> _Task brief_:
Would you transcribe the listing that follows, character for character, and omit its images?

> _Data section_:
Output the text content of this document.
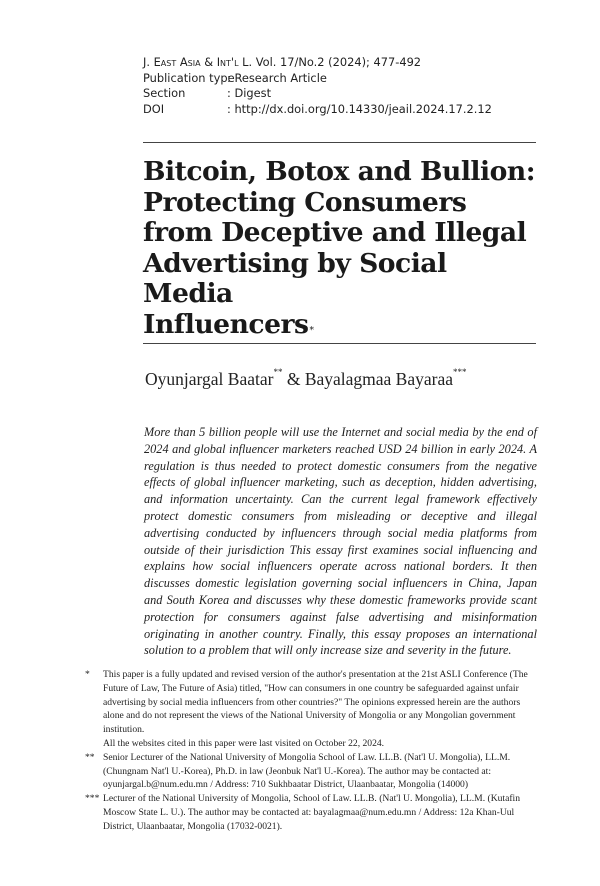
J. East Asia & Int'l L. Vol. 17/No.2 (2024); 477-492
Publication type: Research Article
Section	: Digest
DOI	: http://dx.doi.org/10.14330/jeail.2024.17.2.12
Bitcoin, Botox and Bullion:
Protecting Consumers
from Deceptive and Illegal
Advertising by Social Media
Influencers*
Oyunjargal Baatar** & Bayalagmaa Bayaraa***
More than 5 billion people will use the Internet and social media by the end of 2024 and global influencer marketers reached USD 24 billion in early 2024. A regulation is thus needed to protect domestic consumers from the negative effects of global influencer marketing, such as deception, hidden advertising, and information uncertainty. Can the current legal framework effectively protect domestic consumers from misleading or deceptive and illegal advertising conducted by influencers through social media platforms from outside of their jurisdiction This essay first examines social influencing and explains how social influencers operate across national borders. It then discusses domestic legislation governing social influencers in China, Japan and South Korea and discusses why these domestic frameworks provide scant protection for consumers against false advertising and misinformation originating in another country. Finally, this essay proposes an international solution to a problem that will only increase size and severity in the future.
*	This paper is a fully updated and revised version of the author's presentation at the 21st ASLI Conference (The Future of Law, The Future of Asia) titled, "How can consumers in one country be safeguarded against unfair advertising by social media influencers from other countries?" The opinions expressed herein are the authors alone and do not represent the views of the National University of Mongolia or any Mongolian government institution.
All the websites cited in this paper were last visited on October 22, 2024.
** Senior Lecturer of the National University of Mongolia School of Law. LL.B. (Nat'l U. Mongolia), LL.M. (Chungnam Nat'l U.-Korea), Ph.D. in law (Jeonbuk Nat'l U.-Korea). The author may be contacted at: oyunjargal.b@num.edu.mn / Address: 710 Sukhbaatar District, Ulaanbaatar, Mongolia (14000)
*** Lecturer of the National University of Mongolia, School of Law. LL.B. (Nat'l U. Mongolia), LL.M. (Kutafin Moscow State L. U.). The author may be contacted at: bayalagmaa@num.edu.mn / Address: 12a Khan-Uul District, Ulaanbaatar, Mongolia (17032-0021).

> _Response to this task_:
Output the text content of this document.
J. East Asia & Int'l L. Vol. 17/No.2 (2024); 477-492
Publication type: Research Article
Section	: Digest
DOI	: http://dx.doi.org/10.14330/jeail.2024.17.2.12
Bitcoin, Botox and Bullion:
Protecting Consumers
from Deceptive and Illegal
Advertising by Social Media
Influencers*
Oyunjargal Baatar** & Bayalagmaa Bayaraa***
More than 5 billion people will use the Internet and social media by the end of 2024 and global influencer marketers reached USD 24 billion in early 2024. A regulation is thus needed to protect domestic consumers from the negative effects of global influencer marketing, such as deception, hidden advertising, and information uncertainty. Can the current legal framework effectively protect domestic consumers from misleading or deceptive and illegal advertising conducted by influencers through social media platforms from outside of their jurisdiction This essay first examines social influencing and explains how social influencers operate across national borders. It then discusses domestic legislation governing social influencers in China, Japan and South Korea and discusses why these domestic frameworks provide scant protection for consumers against false advertising and misinformation originating in another country. Finally, this essay proposes an international solution to a problem that will only increase size and severity in the future.
*	This paper is a fully updated and revised version of the author's presentation at the 21st ASLI Conference (The Future of Law, The Future of Asia) titled, "How can consumers in one country be safeguarded against unfair advertising by social media influencers from other countries?" The opinions expressed herein are the authors alone and do not represent the views of the National University of Mongolia or any Mongolian government institution.
All the websites cited in this paper were last visited on October 22, 2024.
** Senior Lecturer of the National University of Mongolia School of Law. LL.B. (Nat'l U. Mongolia), LL.M. (Chungnam Nat'l U.-Korea), Ph.D. in law (Jeonbuk Nat'l U.-Korea). The author may be contacted at: oyunjargal.b@num.edu.mn / Address: 710 Sukhbaatar District, Ulaanbaatar, Mongolia (14000)
*** Lecturer of the National University of Mongolia, School of Law. LL.B. (Nat'l U. Mongolia), LL.M. (Kutafin Moscow State L. U.). The author may be contacted at: bayalagmaa@num.edu.mn / Address: 12a Khan-Uul District, Ulaanbaatar, Mongolia (17032-0021).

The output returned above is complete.